EXERCISE INSTRUCTIONS> Of all the lines in the material below, how many include the string "label"? Give the number only.

DATASET ROWS>
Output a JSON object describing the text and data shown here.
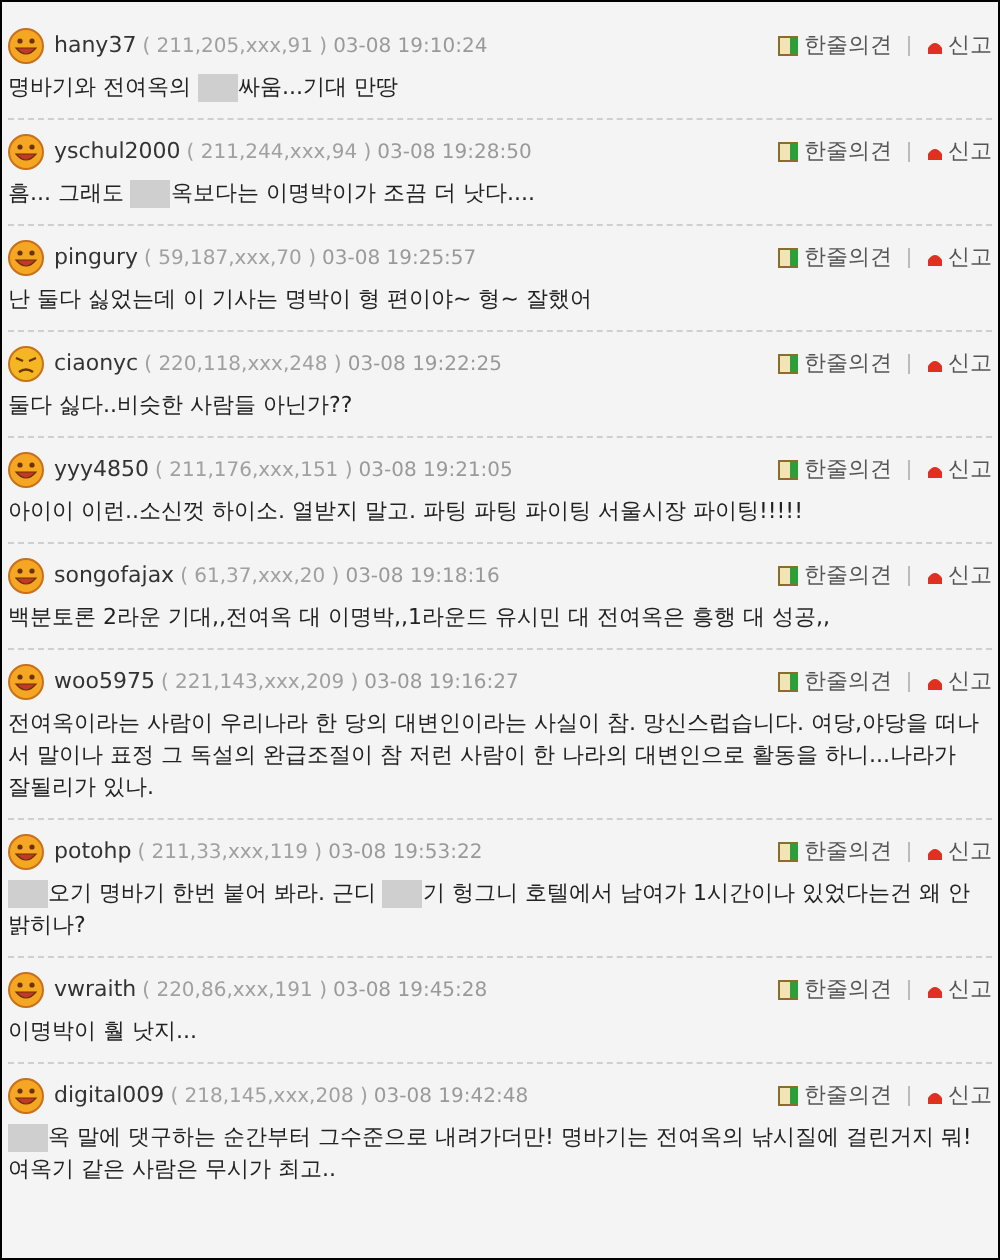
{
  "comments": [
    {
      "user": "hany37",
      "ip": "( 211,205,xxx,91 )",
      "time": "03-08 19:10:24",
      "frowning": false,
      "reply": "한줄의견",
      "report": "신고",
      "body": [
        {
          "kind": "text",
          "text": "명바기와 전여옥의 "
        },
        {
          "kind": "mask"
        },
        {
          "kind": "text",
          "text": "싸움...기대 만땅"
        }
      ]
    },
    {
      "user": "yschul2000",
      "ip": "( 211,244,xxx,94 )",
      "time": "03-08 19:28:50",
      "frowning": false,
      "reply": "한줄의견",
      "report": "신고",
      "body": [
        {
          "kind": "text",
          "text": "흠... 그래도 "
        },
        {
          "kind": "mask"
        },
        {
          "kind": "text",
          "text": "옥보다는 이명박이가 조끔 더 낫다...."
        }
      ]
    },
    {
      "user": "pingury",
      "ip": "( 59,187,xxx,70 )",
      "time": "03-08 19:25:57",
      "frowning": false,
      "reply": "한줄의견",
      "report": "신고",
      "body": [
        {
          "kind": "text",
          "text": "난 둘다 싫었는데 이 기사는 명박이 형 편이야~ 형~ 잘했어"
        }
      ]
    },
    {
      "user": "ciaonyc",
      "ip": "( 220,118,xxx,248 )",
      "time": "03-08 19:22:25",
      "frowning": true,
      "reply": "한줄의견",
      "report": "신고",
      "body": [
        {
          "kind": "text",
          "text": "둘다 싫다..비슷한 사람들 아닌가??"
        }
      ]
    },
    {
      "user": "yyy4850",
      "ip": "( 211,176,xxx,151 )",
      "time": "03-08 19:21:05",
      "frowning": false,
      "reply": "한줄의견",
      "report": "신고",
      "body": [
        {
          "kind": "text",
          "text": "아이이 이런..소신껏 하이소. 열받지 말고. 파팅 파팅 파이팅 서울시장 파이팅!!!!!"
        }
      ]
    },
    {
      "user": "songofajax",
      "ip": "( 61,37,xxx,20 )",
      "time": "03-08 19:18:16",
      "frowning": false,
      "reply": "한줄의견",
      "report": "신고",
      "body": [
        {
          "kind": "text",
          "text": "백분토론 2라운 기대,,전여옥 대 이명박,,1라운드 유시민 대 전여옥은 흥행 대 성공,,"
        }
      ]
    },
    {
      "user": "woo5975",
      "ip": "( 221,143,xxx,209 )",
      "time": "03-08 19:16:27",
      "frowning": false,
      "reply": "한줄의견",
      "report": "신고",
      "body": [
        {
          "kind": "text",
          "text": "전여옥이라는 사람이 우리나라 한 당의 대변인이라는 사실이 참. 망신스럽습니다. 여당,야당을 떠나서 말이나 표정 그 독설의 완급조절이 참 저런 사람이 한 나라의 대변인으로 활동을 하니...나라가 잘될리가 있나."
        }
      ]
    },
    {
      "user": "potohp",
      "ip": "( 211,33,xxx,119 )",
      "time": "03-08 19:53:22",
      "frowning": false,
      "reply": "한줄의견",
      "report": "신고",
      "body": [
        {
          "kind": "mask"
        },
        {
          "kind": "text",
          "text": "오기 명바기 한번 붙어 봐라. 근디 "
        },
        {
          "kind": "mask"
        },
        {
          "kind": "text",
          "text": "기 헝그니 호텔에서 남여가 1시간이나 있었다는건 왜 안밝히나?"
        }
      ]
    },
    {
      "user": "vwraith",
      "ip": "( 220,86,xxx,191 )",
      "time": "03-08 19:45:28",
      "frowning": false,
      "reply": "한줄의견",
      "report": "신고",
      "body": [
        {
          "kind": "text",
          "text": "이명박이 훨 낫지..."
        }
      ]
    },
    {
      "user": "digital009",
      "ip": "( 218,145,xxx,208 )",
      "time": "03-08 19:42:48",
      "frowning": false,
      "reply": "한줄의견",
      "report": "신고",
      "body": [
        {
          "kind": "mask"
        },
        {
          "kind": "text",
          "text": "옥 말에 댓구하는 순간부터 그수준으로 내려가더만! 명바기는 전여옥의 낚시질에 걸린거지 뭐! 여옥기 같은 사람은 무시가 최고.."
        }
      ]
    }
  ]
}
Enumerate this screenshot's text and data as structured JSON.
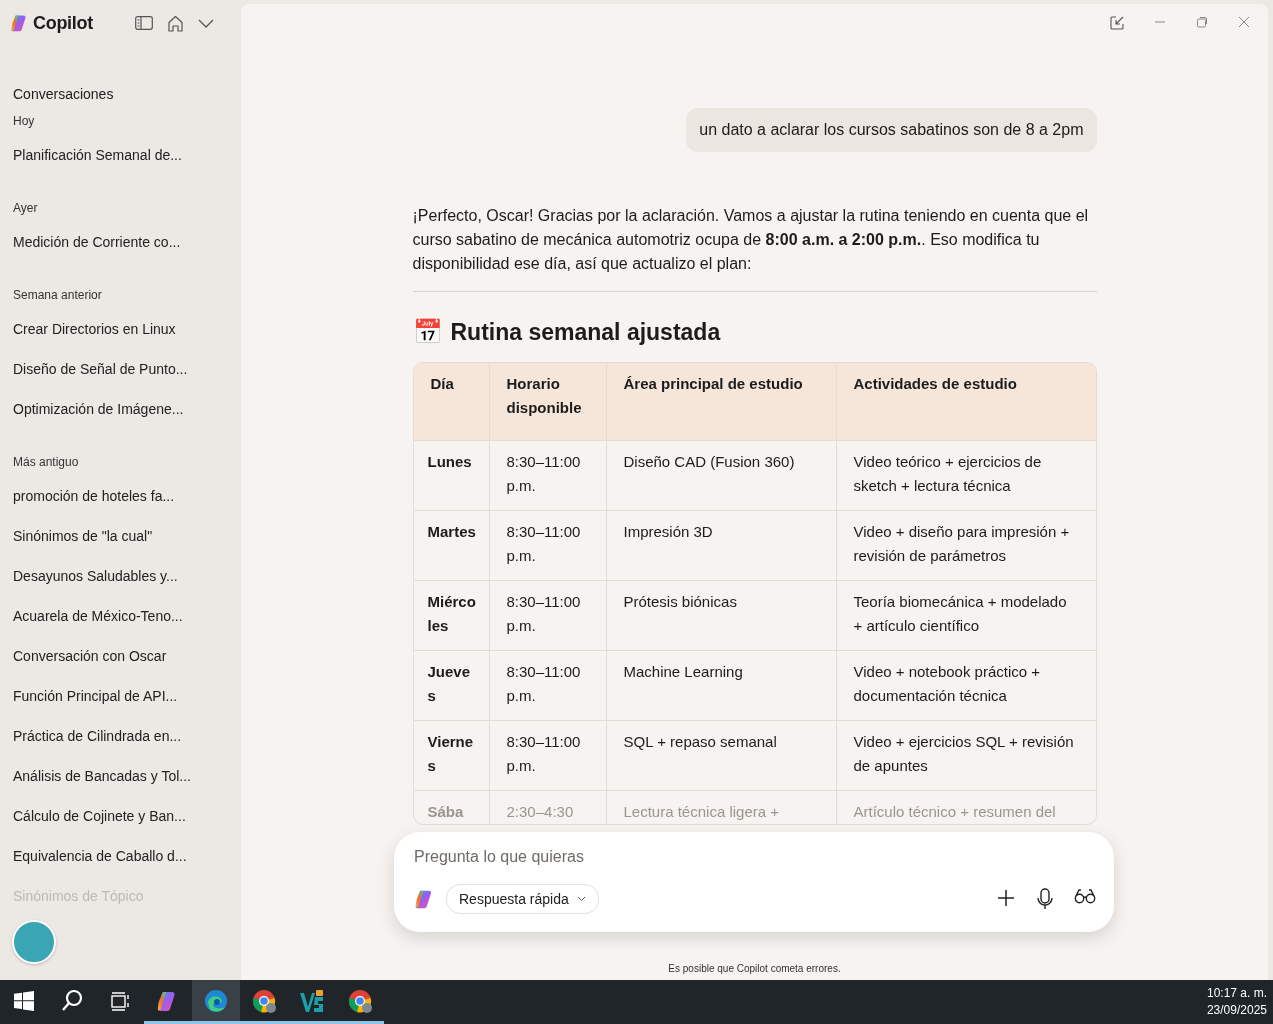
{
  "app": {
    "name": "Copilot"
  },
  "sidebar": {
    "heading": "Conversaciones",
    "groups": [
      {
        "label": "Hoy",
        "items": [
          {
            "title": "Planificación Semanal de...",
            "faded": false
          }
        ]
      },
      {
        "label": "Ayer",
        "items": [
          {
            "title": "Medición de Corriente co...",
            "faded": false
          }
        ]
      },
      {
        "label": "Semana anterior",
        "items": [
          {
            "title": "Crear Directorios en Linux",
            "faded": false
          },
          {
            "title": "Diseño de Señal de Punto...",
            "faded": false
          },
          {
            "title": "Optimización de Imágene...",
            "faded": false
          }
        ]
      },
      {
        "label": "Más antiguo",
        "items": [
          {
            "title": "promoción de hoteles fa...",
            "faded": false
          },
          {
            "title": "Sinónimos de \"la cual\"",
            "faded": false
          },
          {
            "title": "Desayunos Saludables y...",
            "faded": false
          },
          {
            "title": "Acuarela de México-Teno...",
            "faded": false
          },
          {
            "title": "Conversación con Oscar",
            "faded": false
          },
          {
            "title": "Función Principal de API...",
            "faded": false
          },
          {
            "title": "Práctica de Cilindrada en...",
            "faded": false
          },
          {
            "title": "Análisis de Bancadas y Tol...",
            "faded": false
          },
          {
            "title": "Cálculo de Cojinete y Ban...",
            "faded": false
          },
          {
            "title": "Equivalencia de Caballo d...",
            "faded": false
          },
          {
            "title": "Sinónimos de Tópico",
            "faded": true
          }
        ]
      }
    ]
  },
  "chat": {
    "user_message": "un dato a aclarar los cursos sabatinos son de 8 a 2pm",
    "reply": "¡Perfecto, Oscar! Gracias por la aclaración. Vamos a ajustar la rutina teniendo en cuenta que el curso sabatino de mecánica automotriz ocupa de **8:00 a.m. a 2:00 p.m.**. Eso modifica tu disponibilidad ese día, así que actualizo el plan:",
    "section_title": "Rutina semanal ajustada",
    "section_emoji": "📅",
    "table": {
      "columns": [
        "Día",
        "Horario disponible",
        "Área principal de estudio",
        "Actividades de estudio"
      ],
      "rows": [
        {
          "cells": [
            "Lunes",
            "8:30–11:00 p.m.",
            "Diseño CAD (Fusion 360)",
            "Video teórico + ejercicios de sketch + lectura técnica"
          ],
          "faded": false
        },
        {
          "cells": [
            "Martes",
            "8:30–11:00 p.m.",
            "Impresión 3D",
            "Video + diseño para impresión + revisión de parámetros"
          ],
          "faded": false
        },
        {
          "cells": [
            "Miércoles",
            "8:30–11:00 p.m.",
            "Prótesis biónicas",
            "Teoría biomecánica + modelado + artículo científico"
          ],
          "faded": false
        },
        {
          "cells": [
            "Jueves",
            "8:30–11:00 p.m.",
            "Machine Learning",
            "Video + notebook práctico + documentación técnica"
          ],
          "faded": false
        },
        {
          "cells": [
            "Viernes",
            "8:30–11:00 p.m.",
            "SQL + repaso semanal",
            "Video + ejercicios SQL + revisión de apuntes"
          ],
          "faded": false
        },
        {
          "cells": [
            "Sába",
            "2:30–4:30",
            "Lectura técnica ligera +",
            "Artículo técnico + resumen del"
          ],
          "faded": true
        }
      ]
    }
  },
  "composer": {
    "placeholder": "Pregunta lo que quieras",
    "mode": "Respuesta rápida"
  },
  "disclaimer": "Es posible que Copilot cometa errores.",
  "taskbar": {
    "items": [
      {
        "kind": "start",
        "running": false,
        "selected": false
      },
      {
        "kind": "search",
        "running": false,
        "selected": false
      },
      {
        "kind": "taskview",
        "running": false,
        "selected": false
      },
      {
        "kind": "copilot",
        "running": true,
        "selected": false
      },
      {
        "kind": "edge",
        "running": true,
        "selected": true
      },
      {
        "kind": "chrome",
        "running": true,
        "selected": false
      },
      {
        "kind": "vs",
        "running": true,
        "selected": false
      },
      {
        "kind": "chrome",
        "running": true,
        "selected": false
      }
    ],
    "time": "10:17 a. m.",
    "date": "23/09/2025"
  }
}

THE REPLY> 4